-- Begin --

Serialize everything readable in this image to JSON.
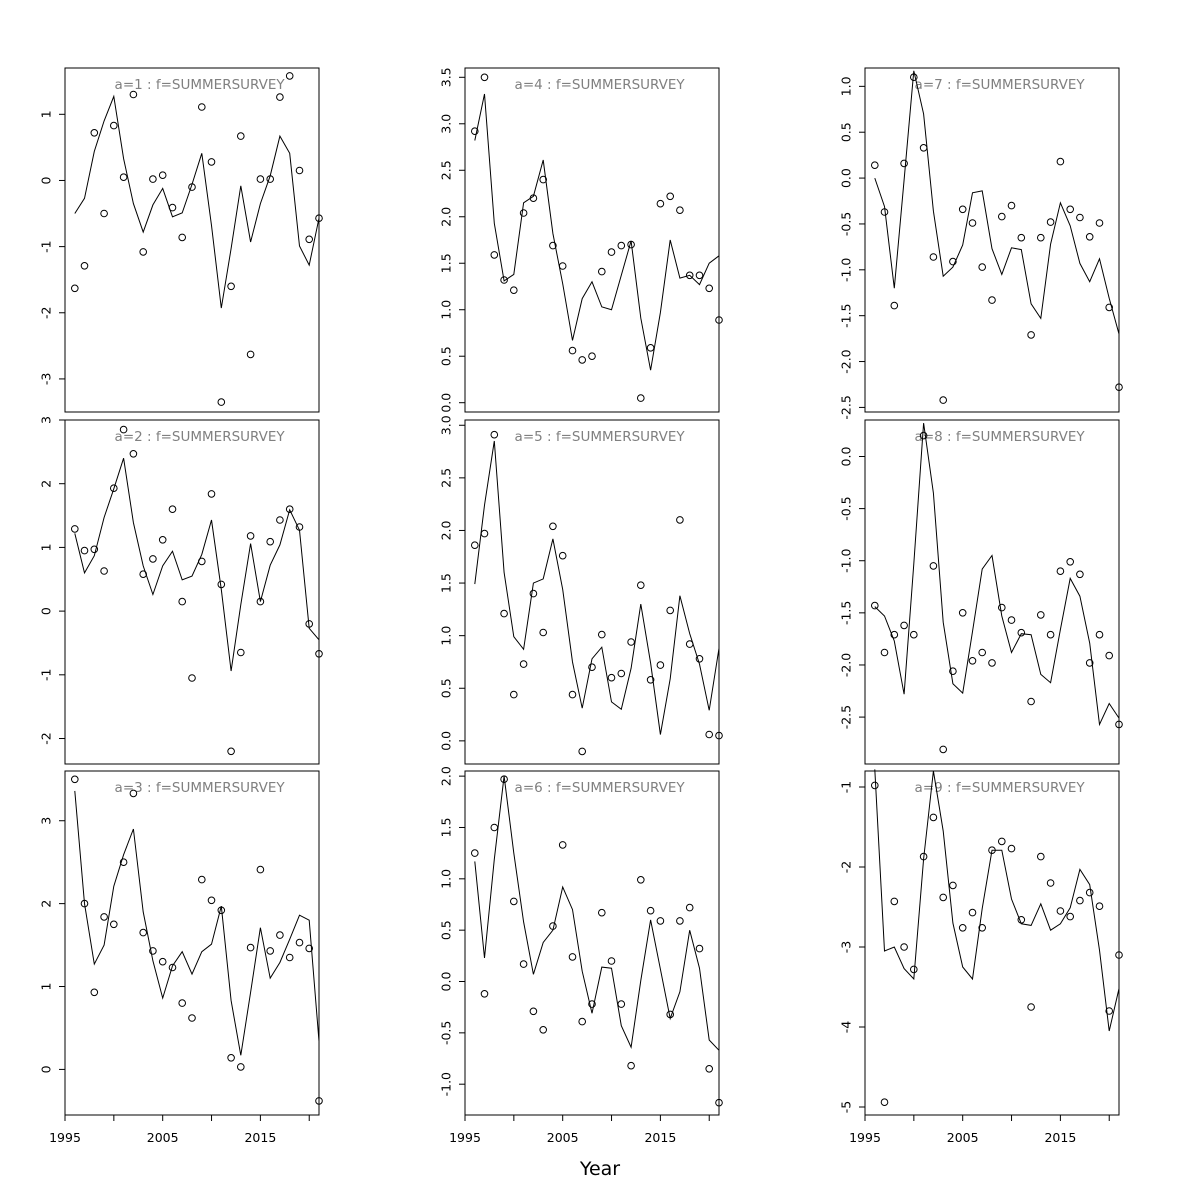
{
  "figure": {
    "xlabel": "Year",
    "x_ticks": [
      1995,
      2005,
      2015
    ],
    "x_range": [
      1995,
      2021
    ]
  },
  "chart_data": [
    {
      "type": "scatter",
      "title": "a=1 : f=SUMMERSURVEY",
      "xlabel": "",
      "ylabel": "",
      "ylim": [
        -3.5,
        1.7
      ],
      "yticks": [
        -3,
        -2,
        -1,
        0,
        1
      ],
      "x": [
        1996,
        1997,
        1998,
        1999,
        2000,
        2001,
        2002,
        2003,
        2004,
        2005,
        2006,
        2007,
        2008,
        2009,
        2010,
        2011,
        2012,
        2013,
        2014,
        2015,
        2016,
        2017,
        2018,
        2019,
        2020,
        2021
      ],
      "series": [
        {
          "kind": "points",
          "values": [
            -1.63,
            -1.29,
            0.72,
            -0.5,
            0.83,
            0.05,
            1.3,
            -1.08,
            0.02,
            0.08,
            -0.41,
            -0.86,
            -0.1,
            1.11,
            0.28,
            -3.35,
            -1.6,
            0.67,
            -2.63,
            0.02,
            0.02,
            1.26,
            1.58,
            0.15,
            -0.89,
            -0.57
          ]
        },
        {
          "kind": "line",
          "values": [
            -0.5,
            -0.27,
            0.44,
            0.9,
            1.27,
            0.33,
            -0.35,
            -0.78,
            -0.37,
            -0.12,
            -0.55,
            -0.49,
            -0.06,
            0.41,
            -0.68,
            -1.93,
            -1.03,
            -0.08,
            -0.93,
            -0.35,
            0.07,
            0.67,
            0.41,
            -0.99,
            -1.28,
            -0.57
          ]
        }
      ]
    },
    {
      "type": "scatter",
      "title": "a=2 : f=SUMMERSURVEY",
      "xlabel": "",
      "ylabel": "",
      "ylim": [
        -2.4,
        3.0
      ],
      "yticks": [
        -2,
        -1,
        0,
        1,
        2,
        3
      ],
      "x": [
        1996,
        1997,
        1998,
        1999,
        2000,
        2001,
        2002,
        2003,
        2004,
        2005,
        2006,
        2007,
        2008,
        2009,
        2010,
        2011,
        2012,
        2013,
        2014,
        2015,
        2016,
        2017,
        2018,
        2019,
        2020,
        2021
      ],
      "series": [
        {
          "kind": "points",
          "values": [
            1.29,
            0.95,
            0.97,
            0.63,
            1.93,
            2.85,
            2.47,
            0.58,
            0.82,
            1.12,
            1.6,
            0.15,
            -1.05,
            0.78,
            1.84,
            0.42,
            -2.2,
            -0.65,
            1.18,
            0.15,
            1.09,
            1.43,
            1.6,
            1.32,
            -0.2,
            -0.67
          ]
        },
        {
          "kind": "line",
          "values": [
            1.22,
            0.6,
            0.87,
            1.47,
            1.92,
            2.4,
            1.39,
            0.71,
            0.26,
            0.71,
            0.94,
            0.49,
            0.55,
            0.89,
            1.43,
            0.34,
            -0.94,
            0.1,
            1.06,
            0.15,
            0.72,
            1.04,
            1.59,
            1.27,
            -0.27,
            -0.45
          ]
        }
      ]
    },
    {
      "type": "scatter",
      "title": "a=3 : f=SUMMERSURVEY",
      "xlabel": "",
      "ylabel": "",
      "ylim": [
        -0.55,
        3.6
      ],
      "yticks": [
        0,
        1,
        2,
        3
      ],
      "x": [
        1996,
        1997,
        1998,
        1999,
        2000,
        2001,
        2002,
        2003,
        2004,
        2005,
        2006,
        2007,
        2008,
        2009,
        2010,
        2011,
        2012,
        2013,
        2014,
        2015,
        2016,
        2017,
        2018,
        2019,
        2020,
        2021
      ],
      "series": [
        {
          "kind": "points",
          "values": [
            3.5,
            2.0,
            0.93,
            1.84,
            1.75,
            2.5,
            3.33,
            1.65,
            1.43,
            1.3,
            1.23,
            0.8,
            0.62,
            2.29,
            2.04,
            1.92,
            0.14,
            0.03,
            1.47,
            2.41,
            1.43,
            1.62,
            1.35,
            1.53,
            1.46,
            -0.38
          ]
        },
        {
          "kind": "line",
          "values": [
            3.36,
            2.0,
            1.27,
            1.5,
            2.21,
            2.59,
            2.9,
            1.9,
            1.31,
            0.86,
            1.25,
            1.42,
            1.15,
            1.42,
            1.51,
            1.97,
            0.83,
            0.17,
            0.93,
            1.71,
            1.1,
            1.29,
            1.57,
            1.86,
            1.8,
            0.34
          ]
        }
      ]
    },
    {
      "type": "scatter",
      "title": "a=4 : f=SUMMERSURVEY",
      "xlabel": "",
      "ylabel": "",
      "ylim": [
        -0.1,
        3.6
      ],
      "yticks": [
        0,
        0.5,
        1,
        1.5,
        2,
        2.5,
        3,
        3.5
      ],
      "x": [
        1996,
        1997,
        1998,
        1999,
        2000,
        2001,
        2002,
        2003,
        2004,
        2005,
        2006,
        2007,
        2008,
        2009,
        2010,
        2011,
        2012,
        2013,
        2014,
        2015,
        2016,
        2017,
        2018,
        2019,
        2020,
        2021
      ],
      "series": [
        {
          "kind": "points",
          "values": [
            2.92,
            3.5,
            1.59,
            1.32,
            1.21,
            2.04,
            2.2,
            2.4,
            1.69,
            1.47,
            0.56,
            0.46,
            0.5,
            1.41,
            1.62,
            1.69,
            1.7,
            0.05,
            0.59,
            2.14,
            2.22,
            2.07,
            1.37,
            1.37,
            1.23,
            0.89
          ]
        },
        {
          "kind": "line",
          "values": [
            2.82,
            3.32,
            1.93,
            1.31,
            1.38,
            2.15,
            2.22,
            2.61,
            1.82,
            1.28,
            0.67,
            1.12,
            1.3,
            1.03,
            1.0,
            1.37,
            1.74,
            0.91,
            0.35,
            0.97,
            1.75,
            1.34,
            1.37,
            1.27,
            1.5,
            1.58
          ]
        }
      ]
    },
    {
      "type": "scatter",
      "title": "a=5 : f=SUMMERSURVEY",
      "xlabel": "",
      "ylabel": "",
      "ylim": [
        -0.22,
        3.05
      ],
      "yticks": [
        0,
        0.5,
        1,
        1.5,
        2,
        2.5,
        3
      ],
      "x": [
        1996,
        1997,
        1998,
        1999,
        2000,
        2001,
        2002,
        2003,
        2004,
        2005,
        2006,
        2007,
        2008,
        2009,
        2010,
        2011,
        2012,
        2013,
        2014,
        2015,
        2016,
        2017,
        2018,
        2019,
        2020,
        2021
      ],
      "series": [
        {
          "kind": "points",
          "values": [
            1.86,
            1.97,
            2.91,
            1.21,
            0.44,
            0.73,
            1.4,
            1.03,
            2.04,
            1.76,
            0.44,
            -0.1,
            0.7,
            1.01,
            0.6,
            0.64,
            0.94,
            1.48,
            0.58,
            0.72,
            1.24,
            2.1,
            0.92,
            0.78,
            0.06,
            0.05
          ]
        },
        {
          "kind": "line",
          "values": [
            1.49,
            2.24,
            2.85,
            1.6,
            0.99,
            0.87,
            1.5,
            1.54,
            1.92,
            1.44,
            0.75,
            0.31,
            0.78,
            0.89,
            0.37,
            0.3,
            0.69,
            1.3,
            0.74,
            0.06,
            0.59,
            1.38,
            1.02,
            0.73,
            0.29,
            0.88
          ]
        }
      ]
    },
    {
      "type": "scatter",
      "title": "a=6 : f=SUMMERSURVEY",
      "xlabel": "",
      "ylabel": "",
      "ylim": [
        -1.3,
        2.05
      ],
      "yticks": [
        -1,
        -0.5,
        0,
        0.5,
        1,
        1.5,
        2
      ],
      "x": [
        1996,
        1997,
        1998,
        1999,
        2000,
        2001,
        2002,
        2003,
        2004,
        2005,
        2006,
        2007,
        2008,
        2009,
        2010,
        2011,
        2012,
        2013,
        2014,
        2015,
        2016,
        2017,
        2018,
        2019,
        2020,
        2021
      ],
      "series": [
        {
          "kind": "points",
          "values": [
            1.25,
            -0.12,
            1.5,
            1.97,
            0.78,
            0.17,
            -0.29,
            -0.47,
            0.54,
            1.33,
            0.24,
            -0.39,
            -0.22,
            0.67,
            0.2,
            -0.22,
            -0.82,
            0.99,
            0.69,
            0.59,
            -0.32,
            0.59,
            0.72,
            0.32,
            -0.85,
            -1.18
          ]
        },
        {
          "kind": "line",
          "values": [
            1.17,
            0.23,
            1.19,
            2.0,
            1.25,
            0.58,
            0.07,
            0.38,
            0.5,
            0.92,
            0.7,
            0.1,
            -0.31,
            0.14,
            0.13,
            -0.43,
            -0.64,
            0.01,
            0.6,
            0.12,
            -0.36,
            -0.1,
            0.5,
            0.13,
            -0.57,
            -0.67
          ]
        }
      ]
    },
    {
      "type": "scatter",
      "title": "a=7 : f=SUMMERSURVEY",
      "xlabel": "",
      "ylabel": "",
      "ylim": [
        -2.55,
        1.2
      ],
      "yticks": [
        -2.5,
        -2,
        -1.5,
        -1,
        -0.5,
        0,
        0.5,
        1
      ],
      "x": [
        1996,
        1997,
        1998,
        1999,
        2000,
        2001,
        2002,
        2003,
        2004,
        2005,
        2006,
        2007,
        2008,
        2009,
        2010,
        2011,
        2012,
        2013,
        2014,
        2015,
        2016,
        2017,
        2018,
        2019,
        2020,
        2021
      ],
      "series": [
        {
          "kind": "points",
          "values": [
            0.14,
            -0.37,
            -1.39,
            0.16,
            1.1,
            0.33,
            -0.86,
            -2.42,
            -0.91,
            -0.34,
            -0.49,
            -0.97,
            -1.33,
            -0.42,
            -0.3,
            -0.65,
            -1.71,
            -0.65,
            -0.48,
            0.18,
            -0.34,
            -0.43,
            -0.64,
            -0.49,
            -1.41,
            -2.28
          ]
        },
        {
          "kind": "line",
          "values": [
            0.0,
            -0.31,
            -1.2,
            -0.02,
            1.17,
            0.7,
            -0.36,
            -1.07,
            -0.97,
            -0.73,
            -0.16,
            -0.14,
            -0.77,
            -1.05,
            -0.76,
            -0.78,
            -1.37,
            -1.53,
            -0.72,
            -0.27,
            -0.52,
            -0.93,
            -1.13,
            -0.88,
            -1.31,
            -1.7
          ]
        }
      ]
    },
    {
      "type": "scatter",
      "title": "a=8 : f=SUMMERSURVEY",
      "xlabel": "",
      "ylabel": "",
      "ylim": [
        -2.95,
        0.35
      ],
      "yticks": [
        -2.5,
        -2,
        -1.5,
        -1,
        -0.5,
        0
      ],
      "x": [
        1996,
        1997,
        1998,
        1999,
        2000,
        2001,
        2002,
        2003,
        2004,
        2005,
        2006,
        2007,
        2008,
        2009,
        2010,
        2011,
        2012,
        2013,
        2014,
        2015,
        2016,
        2017,
        2018,
        2019,
        2020,
        2021
      ],
      "series": [
        {
          "kind": "points",
          "values": [
            -1.43,
            -1.88,
            -1.71,
            -1.62,
            -1.71,
            0.2,
            -1.05,
            -2.81,
            -2.06,
            -1.5,
            -1.96,
            -1.88,
            -1.98,
            -1.45,
            -1.57,
            -1.69,
            -2.35,
            -1.52,
            -1.71,
            -1.1,
            -1.01,
            -1.13,
            -1.98,
            -1.71,
            -1.91,
            -2.57
          ]
        },
        {
          "kind": "line",
          "values": [
            -1.44,
            -1.53,
            -1.77,
            -2.28,
            -1.03,
            0.32,
            -0.35,
            -1.59,
            -2.18,
            -2.27,
            -1.68,
            -1.08,
            -0.95,
            -1.53,
            -1.88,
            -1.7,
            -1.71,
            -2.09,
            -2.17,
            -1.66,
            -1.17,
            -1.34,
            -1.79,
            -2.57,
            -2.37,
            -2.51
          ]
        }
      ]
    },
    {
      "type": "scatter",
      "title": "a=9 : f=SUMMERSURVEY",
      "xlabel": "",
      "ylabel": "",
      "ylim": [
        -5.1,
        -0.8
      ],
      "yticks": [
        -5,
        -4,
        -3,
        -2,
        -1
      ],
      "x": [
        1996,
        1997,
        1998,
        1999,
        2000,
        2001,
        2002,
        2003,
        2004,
        2005,
        2006,
        2007,
        2008,
        2009,
        2010,
        2011,
        2012,
        2013,
        2014,
        2015,
        2016,
        2017,
        2018,
        2019,
        2020,
        2021
      ],
      "series": [
        {
          "kind": "points",
          "values": [
            -0.98,
            -4.94,
            -2.43,
            -3.0,
            -3.28,
            -1.87,
            -1.38,
            -2.38,
            -2.23,
            -2.76,
            -2.57,
            -2.76,
            -1.79,
            -1.68,
            -1.77,
            -2.66,
            -3.75,
            -1.87,
            -2.2,
            -2.55,
            -2.62,
            -2.42,
            -2.32,
            -2.49,
            -3.8,
            -3.1
          ]
        },
        {
          "kind": "line",
          "values": [
            -0.78,
            -3.05,
            -3.0,
            -3.27,
            -3.4,
            -1.9,
            -0.8,
            -1.55,
            -2.7,
            -3.25,
            -3.4,
            -2.52,
            -1.79,
            -1.79,
            -2.4,
            -2.71,
            -2.73,
            -2.46,
            -2.79,
            -2.71,
            -2.51,
            -2.03,
            -2.22,
            -3.04,
            -4.05,
            -3.52
          ]
        }
      ]
    }
  ]
}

-- End --

EXERCISE DESCRIPTION: Identify each line holding the string "title", and copy it out.

ANSWER TO THE PROBLEM:
      "title": "a=1 : f=SUMMERSURVEY",
      "title": "a=2 : f=SUMMERSURVEY",
      "title": "a=3 : f=SUMMERSURVEY",
      "title": "a=4 : f=SUMMERSURVEY",
      "title": "a=5 : f=SUMMERSURVEY",
      "title": "a=6 : f=SUMMERSURVEY",
      "title": "a=7 : f=SUMMERSURVEY",
      "title": "a=8 : f=SUMMERSURVEY",
      "title": "a=9 : f=SUMMERSURVEY",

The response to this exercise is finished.